WRITTEN REQUEST: The entries below are to be transcribed in full, without their images.
# # # # # # #
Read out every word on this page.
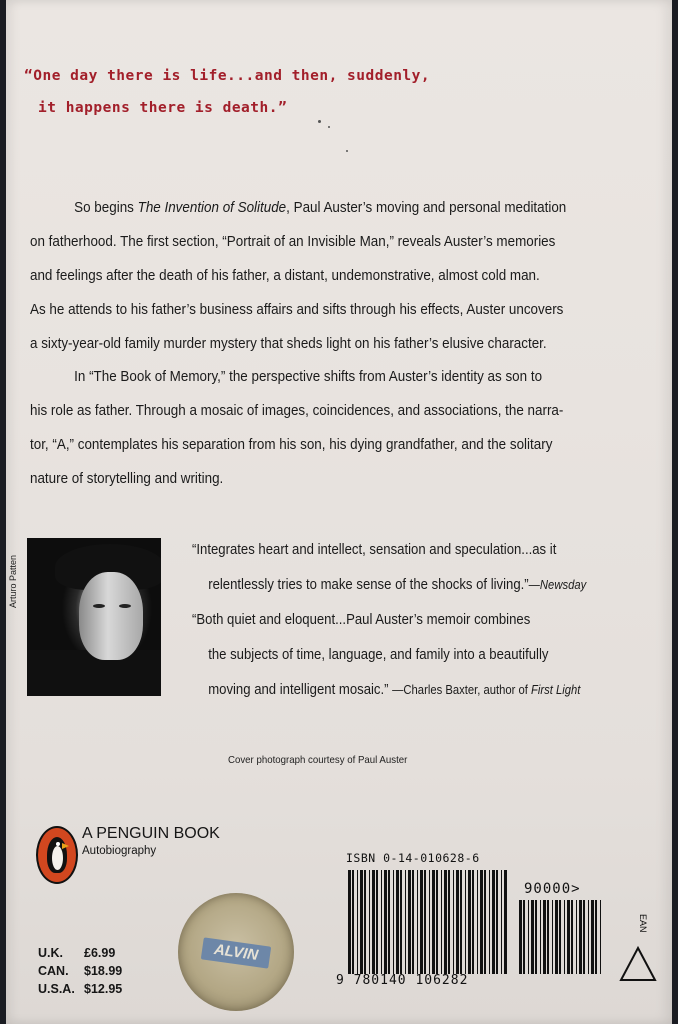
“One day there is life...and then, suddenly,
it happens there is death.”

So begins The Invention of Solitude, Paul Auster’s moving and personal meditation

on fatherhood. The first section, “Portrait of an Invisible Man,” reveals Auster’s memories
and feelings after the death of his father, a distant, undemonstrative, almost cold man.
As he attends to his father’s business affairs and sifts through his effects, Auster uncovers
a sixty-year-old family murder mystery that sheds light on his father’s elusive character.

In “The Book of Memory,” the perspective shifts from Auster’s identity as son to

his role as father. Through a mosaic of images, coincidences, and associations, the narra-
tor, “A,” contemplates his separation from his son, his dying grandfather, and the solitary
nature of storytelling and writing.
Arturo Patten
“Integrates heart and intellect, sensation and speculation...as it
relentlessly tries to make sense of the shocks of living.”—Newsday
“Both quiet and eloquent...Paul Auster’s memoir combines
the subjects of time, language, and family into a beautifully
moving and intelligent mosaic.” —Charles Baxter, author of First Light
Cover photograph courtesy of Paul Auster
A PENGUIN BOOK
Autobiography
U.K.	£6.99
CAN.	$18.99
U.S.A. $12.95
ALVIN
ISBN 0-14-010628-6
90000>
9 780140 106282
EAN
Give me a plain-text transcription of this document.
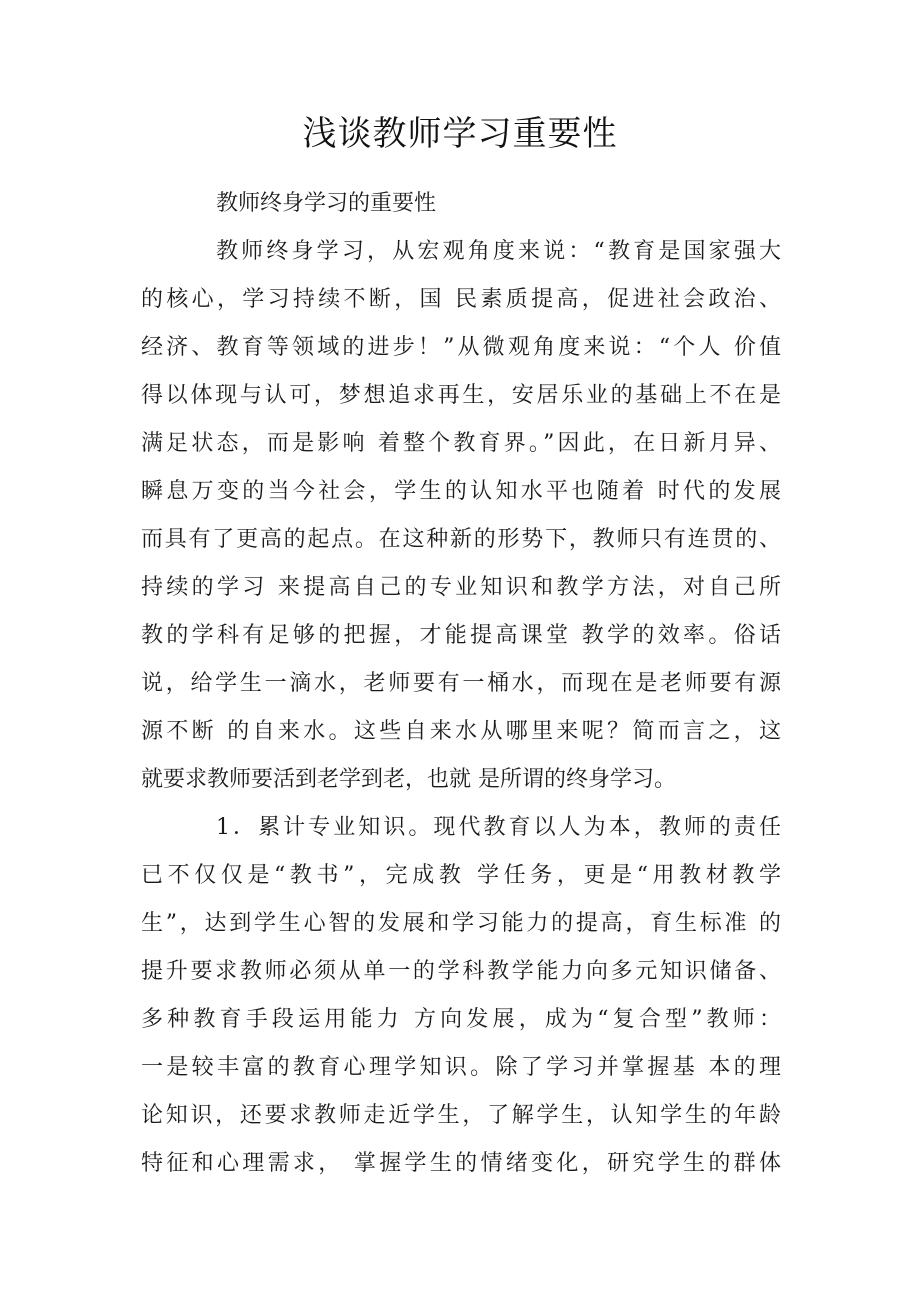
浅谈教师学习重要性
教师终身学习的重要性
教师终身学习，从宏观角度来说：“教育是国家强大
的核心，学习持续不断，国 民素质提高，促进社会政治、
经济、教育等领域的进步！”从微观角度来说：“个人 价值
得以体现与认可，梦想追求再生，安居乐业的基础上不在是
满足状态，而是影响 着整个教育界。”因此，在日新月异、
瞬息万变的当今社会，学生的认知水平也随着 时代的发展
而具有了更高的起点。在这种新的形势下，教师只有连贯的、
持续的学习 来提高自己的专业知识和教学方法，对自己所
教的学科有足够的把握，才能提高课堂 教学的效率。俗话
说，给学生一滴水，老师要有一桶水，而现在是老师要有源
源不断 的自来水。这些自来水从哪里来呢？简而言之，这
就要求教师要活到老学到老，也就 是所谓的终身学习。
1．累计专业知识。现代教育以人为本，教师的责任
已不仅仅是“教书”，完成教 学任务，更是“用教材教学
生”，达到学生心智的发展和学习能力的提高，育生标准 的
提升要求教师必须从单一的学科教学能力向多元知识储备、
多种教育手段运用能力 方向发展，成为“复合型”教师：
一是较丰富的教育心理学知识。除了学习并掌握基 本的理
论知识，还要求教师走近学生，了解学生，认知学生的年龄
特征和心理需求， 掌握学生的情绪变化，研究学生的群体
# # # # # # #
RESULT OF THE TASK:
Read out every word on this page.
“One day there is life...and then, suddenly,
it happens there is death.”

So begins The Invention of Solitude, Paul Auster’s moving and personal meditation

on fatherhood. The first section, “Portrait of an Invisible Man,” reveals Auster’s memories
and feelings after the death of his father, a distant, undemonstrative, almost cold man.
As he attends to his father’s business affairs and sifts through his effects, Auster uncovers
a sixty-year-old family murder mystery that sheds light on his father’s elusive character.

In “The Book of Memory,” the perspective shifts from Auster’s identity as son to

his role as father. Through a mosaic of images, coincidences, and associations, the narra-
tor, “A,” contemplates his separation from his son, his dying grandfather, and the solitary
nature of storytelling and writing.
Arturo Patten
“Integrates heart and intellect, sensation and speculation...as it
relentlessly tries to make sense of the shocks of living.”—Newsday
“Both quiet and eloquent...Paul Auster’s memoir combines
the subjects of time, language, and family into a beautifully
moving and intelligent mosaic.” —Charles Baxter, author of First Light
Cover photograph courtesy of Paul Auster
A PENGUIN BOOK
Autobiography
U.K.	£6.99
CAN.	$18.99
U.S.A. $12.95
ALVIN
ISBN 0-14-010628-6
90000>
9 780140 106282
EAN
Give me a plain-text transcription of this document.
浅谈教师学习重要性
教师终身学习的重要性
教师终身学习，从宏观角度来说：“教育是国家强大
的核心，学习持续不断，国 民素质提高，促进社会政治、
经济、教育等领域的进步！”从微观角度来说：“个人 价值
得以体现与认可，梦想追求再生，安居乐业的基础上不在是
满足状态，而是影响 着整个教育界。”因此，在日新月异、
瞬息万变的当今社会，学生的认知水平也随着 时代的发展
而具有了更高的起点。在这种新的形势下，教师只有连贯的、
持续的学习 来提高自己的专业知识和教学方法，对自己所
教的学科有足够的把握，才能提高课堂 教学的效率。俗话
说，给学生一滴水，老师要有一桶水，而现在是老师要有源
源不断 的自来水。这些自来水从哪里来呢？简而言之，这
就要求教师要活到老学到老，也就 是所谓的终身学习。
1．累计专业知识。现代教育以人为本，教师的责任
已不仅仅是“教书”，完成教 学任务，更是“用教材教学
生”，达到学生心智的发展和学习能力的提高，育生标准 的
提升要求教师必须从单一的学科教学能力向多元知识储备、
多种教育手段运用能力 方向发展，成为“复合型”教师：
一是较丰富的教育心理学知识。除了学习并掌握基 本的理
论知识，还要求教师走近学生，了解学生，认知学生的年龄
特征和心理需求， 掌握学生的情绪变化，研究学生的群体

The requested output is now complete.